▸ Stated task:
Copy all the data exactly, except the pictures.

(Excerpts from a figure dataset)
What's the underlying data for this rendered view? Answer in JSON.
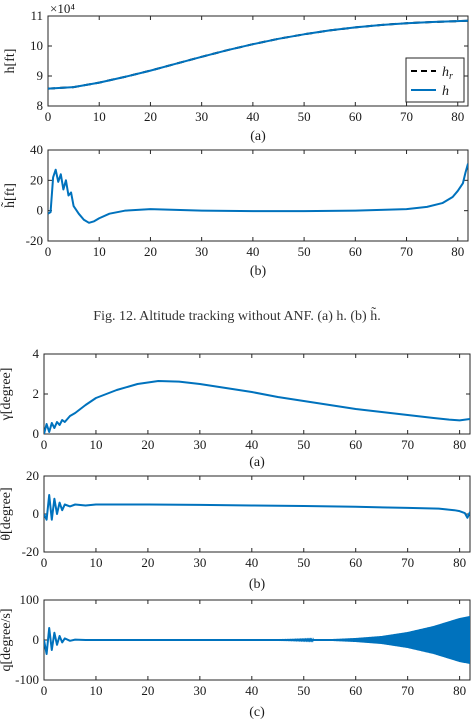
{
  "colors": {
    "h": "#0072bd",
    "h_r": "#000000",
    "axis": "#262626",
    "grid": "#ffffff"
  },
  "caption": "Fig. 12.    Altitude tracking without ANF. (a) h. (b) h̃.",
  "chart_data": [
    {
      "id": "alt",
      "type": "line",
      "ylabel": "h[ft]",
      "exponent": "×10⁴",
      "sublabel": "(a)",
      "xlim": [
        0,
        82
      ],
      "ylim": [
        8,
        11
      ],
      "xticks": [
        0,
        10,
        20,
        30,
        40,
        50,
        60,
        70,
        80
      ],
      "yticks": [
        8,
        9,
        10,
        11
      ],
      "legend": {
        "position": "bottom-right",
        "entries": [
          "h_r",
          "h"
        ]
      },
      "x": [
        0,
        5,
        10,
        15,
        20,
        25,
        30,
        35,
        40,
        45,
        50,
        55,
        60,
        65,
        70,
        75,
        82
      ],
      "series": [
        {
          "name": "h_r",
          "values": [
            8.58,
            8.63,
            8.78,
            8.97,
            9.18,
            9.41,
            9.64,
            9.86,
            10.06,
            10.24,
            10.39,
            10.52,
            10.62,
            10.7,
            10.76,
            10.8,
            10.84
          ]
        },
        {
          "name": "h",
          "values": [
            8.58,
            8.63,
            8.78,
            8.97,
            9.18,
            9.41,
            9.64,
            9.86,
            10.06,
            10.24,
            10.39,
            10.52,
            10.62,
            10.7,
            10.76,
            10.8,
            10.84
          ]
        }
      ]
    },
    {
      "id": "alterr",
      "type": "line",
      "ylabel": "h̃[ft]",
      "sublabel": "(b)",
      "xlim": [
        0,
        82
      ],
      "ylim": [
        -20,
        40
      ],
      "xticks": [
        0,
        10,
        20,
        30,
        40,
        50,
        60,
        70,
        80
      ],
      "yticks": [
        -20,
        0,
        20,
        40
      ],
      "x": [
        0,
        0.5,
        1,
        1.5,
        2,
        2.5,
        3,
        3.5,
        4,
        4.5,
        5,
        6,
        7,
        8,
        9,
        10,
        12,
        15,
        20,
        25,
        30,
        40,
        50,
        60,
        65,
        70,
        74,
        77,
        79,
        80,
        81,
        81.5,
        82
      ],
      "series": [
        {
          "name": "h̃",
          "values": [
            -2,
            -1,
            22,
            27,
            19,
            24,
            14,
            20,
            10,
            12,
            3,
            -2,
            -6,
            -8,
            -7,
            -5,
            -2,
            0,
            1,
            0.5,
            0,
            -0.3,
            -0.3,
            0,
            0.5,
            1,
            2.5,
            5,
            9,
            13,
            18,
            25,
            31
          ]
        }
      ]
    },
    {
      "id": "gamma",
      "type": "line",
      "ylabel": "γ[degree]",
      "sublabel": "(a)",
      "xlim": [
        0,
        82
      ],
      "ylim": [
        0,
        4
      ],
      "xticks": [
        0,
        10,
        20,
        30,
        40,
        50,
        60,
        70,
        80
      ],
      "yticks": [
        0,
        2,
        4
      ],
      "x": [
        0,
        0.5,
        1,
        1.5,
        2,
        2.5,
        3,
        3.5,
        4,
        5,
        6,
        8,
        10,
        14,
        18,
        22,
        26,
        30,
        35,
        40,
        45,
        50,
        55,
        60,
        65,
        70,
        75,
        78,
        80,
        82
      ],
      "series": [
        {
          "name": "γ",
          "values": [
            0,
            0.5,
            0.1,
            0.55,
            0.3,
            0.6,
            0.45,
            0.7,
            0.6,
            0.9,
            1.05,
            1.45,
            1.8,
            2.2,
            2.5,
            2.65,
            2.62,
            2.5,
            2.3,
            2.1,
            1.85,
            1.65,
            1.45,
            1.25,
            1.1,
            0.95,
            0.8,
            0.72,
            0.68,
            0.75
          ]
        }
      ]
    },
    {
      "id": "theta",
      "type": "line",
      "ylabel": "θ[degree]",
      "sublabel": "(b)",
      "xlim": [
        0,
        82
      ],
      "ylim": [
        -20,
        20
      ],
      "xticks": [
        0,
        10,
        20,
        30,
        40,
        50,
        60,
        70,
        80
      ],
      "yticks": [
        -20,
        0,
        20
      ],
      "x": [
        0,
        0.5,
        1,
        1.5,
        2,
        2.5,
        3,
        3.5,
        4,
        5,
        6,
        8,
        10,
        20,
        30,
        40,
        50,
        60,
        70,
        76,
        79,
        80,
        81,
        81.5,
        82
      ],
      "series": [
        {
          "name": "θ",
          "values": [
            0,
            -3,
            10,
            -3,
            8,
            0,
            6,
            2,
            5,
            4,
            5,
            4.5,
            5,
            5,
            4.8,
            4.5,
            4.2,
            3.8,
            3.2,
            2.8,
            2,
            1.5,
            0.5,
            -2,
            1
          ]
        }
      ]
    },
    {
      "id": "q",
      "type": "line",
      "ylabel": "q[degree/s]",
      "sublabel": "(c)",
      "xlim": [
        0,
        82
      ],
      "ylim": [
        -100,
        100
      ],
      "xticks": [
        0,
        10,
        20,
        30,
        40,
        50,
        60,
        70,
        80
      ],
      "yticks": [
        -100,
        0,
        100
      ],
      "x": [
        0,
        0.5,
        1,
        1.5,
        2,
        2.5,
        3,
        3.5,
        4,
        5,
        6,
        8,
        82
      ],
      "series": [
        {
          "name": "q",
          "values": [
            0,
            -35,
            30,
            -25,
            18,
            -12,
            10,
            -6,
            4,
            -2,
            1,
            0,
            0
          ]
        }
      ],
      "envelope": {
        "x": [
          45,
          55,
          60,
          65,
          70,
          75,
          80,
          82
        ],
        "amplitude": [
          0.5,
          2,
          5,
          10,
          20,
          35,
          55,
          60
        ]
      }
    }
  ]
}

▸ Solution:
What's the underlying data for this rendered view? Answer in JSON.
{
  "colors": {
    "h": "#0072bd",
    "h_r": "#000000",
    "axis": "#262626",
    "grid": "#ffffff"
  },
  "caption": "Fig. 12.    Altitude tracking without ANF. (a) h. (b) h̃.",
  "chart_data": [
    {
      "id": "alt",
      "type": "line",
      "ylabel": "h[ft]",
      "exponent": "×10⁴",
      "sublabel": "(a)",
      "xlim": [
        0,
        82
      ],
      "ylim": [
        8,
        11
      ],
      "xticks": [
        0,
        10,
        20,
        30,
        40,
        50,
        60,
        70,
        80
      ],
      "yticks": [
        8,
        9,
        10,
        11
      ],
      "legend": {
        "position": "bottom-right",
        "entries": [
          "h_r",
          "h"
        ]
      },
      "x": [
        0,
        5,
        10,
        15,
        20,
        25,
        30,
        35,
        40,
        45,
        50,
        55,
        60,
        65,
        70,
        75,
        82
      ],
      "series": [
        {
          "name": "h_r",
          "values": [
            8.58,
            8.63,
            8.78,
            8.97,
            9.18,
            9.41,
            9.64,
            9.86,
            10.06,
            10.24,
            10.39,
            10.52,
            10.62,
            10.7,
            10.76,
            10.8,
            10.84
          ]
        },
        {
          "name": "h",
          "values": [
            8.58,
            8.63,
            8.78,
            8.97,
            9.18,
            9.41,
            9.64,
            9.86,
            10.06,
            10.24,
            10.39,
            10.52,
            10.62,
            10.7,
            10.76,
            10.8,
            10.84
          ]
        }
      ]
    },
    {
      "id": "alterr",
      "type": "line",
      "ylabel": "h̃[ft]",
      "sublabel": "(b)",
      "xlim": [
        0,
        82
      ],
      "ylim": [
        -20,
        40
      ],
      "xticks": [
        0,
        10,
        20,
        30,
        40,
        50,
        60,
        70,
        80
      ],
      "yticks": [
        -20,
        0,
        20,
        40
      ],
      "x": [
        0,
        0.5,
        1,
        1.5,
        2,
        2.5,
        3,
        3.5,
        4,
        4.5,
        5,
        6,
        7,
        8,
        9,
        10,
        12,
        15,
        20,
        25,
        30,
        40,
        50,
        60,
        65,
        70,
        74,
        77,
        79,
        80,
        81,
        81.5,
        82
      ],
      "series": [
        {
          "name": "h̃",
          "values": [
            -2,
            -1,
            22,
            27,
            19,
            24,
            14,
            20,
            10,
            12,
            3,
            -2,
            -6,
            -8,
            -7,
            -5,
            -2,
            0,
            1,
            0.5,
            0,
            -0.3,
            -0.3,
            0,
            0.5,
            1,
            2.5,
            5,
            9,
            13,
            18,
            25,
            31
          ]
        }
      ]
    },
    {
      "id": "gamma",
      "type": "line",
      "ylabel": "γ[degree]",
      "sublabel": "(a)",
      "xlim": [
        0,
        82
      ],
      "ylim": [
        0,
        4
      ],
      "xticks": [
        0,
        10,
        20,
        30,
        40,
        50,
        60,
        70,
        80
      ],
      "yticks": [
        0,
        2,
        4
      ],
      "x": [
        0,
        0.5,
        1,
        1.5,
        2,
        2.5,
        3,
        3.5,
        4,
        5,
        6,
        8,
        10,
        14,
        18,
        22,
        26,
        30,
        35,
        40,
        45,
        50,
        55,
        60,
        65,
        70,
        75,
        78,
        80,
        82
      ],
      "series": [
        {
          "name": "γ",
          "values": [
            0,
            0.5,
            0.1,
            0.55,
            0.3,
            0.6,
            0.45,
            0.7,
            0.6,
            0.9,
            1.05,
            1.45,
            1.8,
            2.2,
            2.5,
            2.65,
            2.62,
            2.5,
            2.3,
            2.1,
            1.85,
            1.65,
            1.45,
            1.25,
            1.1,
            0.95,
            0.8,
            0.72,
            0.68,
            0.75
          ]
        }
      ]
    },
    {
      "id": "theta",
      "type": "line",
      "ylabel": "θ[degree]",
      "sublabel": "(b)",
      "xlim": [
        0,
        82
      ],
      "ylim": [
        -20,
        20
      ],
      "xticks": [
        0,
        10,
        20,
        30,
        40,
        50,
        60,
        70,
        80
      ],
      "yticks": [
        -20,
        0,
        20
      ],
      "x": [
        0,
        0.5,
        1,
        1.5,
        2,
        2.5,
        3,
        3.5,
        4,
        5,
        6,
        8,
        10,
        20,
        30,
        40,
        50,
        60,
        70,
        76,
        79,
        80,
        81,
        81.5,
        82
      ],
      "series": [
        {
          "name": "θ",
          "values": [
            0,
            -3,
            10,
            -3,
            8,
            0,
            6,
            2,
            5,
            4,
            5,
            4.5,
            5,
            5,
            4.8,
            4.5,
            4.2,
            3.8,
            3.2,
            2.8,
            2,
            1.5,
            0.5,
            -2,
            1
          ]
        }
      ]
    },
    {
      "id": "q",
      "type": "line",
      "ylabel": "q[degree/s]",
      "sublabel": "(c)",
      "xlim": [
        0,
        82
      ],
      "ylim": [
        -100,
        100
      ],
      "xticks": [
        0,
        10,
        20,
        30,
        40,
        50,
        60,
        70,
        80
      ],
      "yticks": [
        -100,
        0,
        100
      ],
      "x": [
        0,
        0.5,
        1,
        1.5,
        2,
        2.5,
        3,
        3.5,
        4,
        5,
        6,
        8,
        82
      ],
      "series": [
        {
          "name": "q",
          "values": [
            0,
            -35,
            30,
            -25,
            18,
            -12,
            10,
            -6,
            4,
            -2,
            1,
            0,
            0
          ]
        }
      ],
      "envelope": {
        "x": [
          45,
          55,
          60,
          65,
          70,
          75,
          80,
          82
        ],
        "amplitude": [
          0.5,
          2,
          5,
          10,
          20,
          35,
          55,
          60
        ]
      }
    }
  ]
}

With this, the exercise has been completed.